Only lines holding the word "供电接口" should be copied from the material.

*-*-*

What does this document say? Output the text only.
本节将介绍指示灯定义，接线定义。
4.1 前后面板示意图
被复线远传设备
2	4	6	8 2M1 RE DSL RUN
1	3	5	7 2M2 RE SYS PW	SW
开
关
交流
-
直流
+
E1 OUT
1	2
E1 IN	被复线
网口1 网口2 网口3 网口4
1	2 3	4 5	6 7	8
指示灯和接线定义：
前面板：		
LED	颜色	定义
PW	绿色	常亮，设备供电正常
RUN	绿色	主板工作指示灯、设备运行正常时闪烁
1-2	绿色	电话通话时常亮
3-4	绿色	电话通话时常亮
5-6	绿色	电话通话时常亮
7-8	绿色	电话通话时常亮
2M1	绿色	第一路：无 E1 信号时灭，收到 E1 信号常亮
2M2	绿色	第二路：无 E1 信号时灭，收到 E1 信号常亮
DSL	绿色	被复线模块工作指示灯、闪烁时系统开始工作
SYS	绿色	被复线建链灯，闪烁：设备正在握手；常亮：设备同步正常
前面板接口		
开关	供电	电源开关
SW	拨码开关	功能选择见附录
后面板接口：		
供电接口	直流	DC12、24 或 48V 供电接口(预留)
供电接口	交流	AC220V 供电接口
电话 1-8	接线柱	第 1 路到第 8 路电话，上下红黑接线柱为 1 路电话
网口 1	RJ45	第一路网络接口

*-*-*

ANSWER FOR THE TASK
供电接口	直流	DC12、24 或 48V 供电接口(预留)
供电接口	交流	AC220V 供电接口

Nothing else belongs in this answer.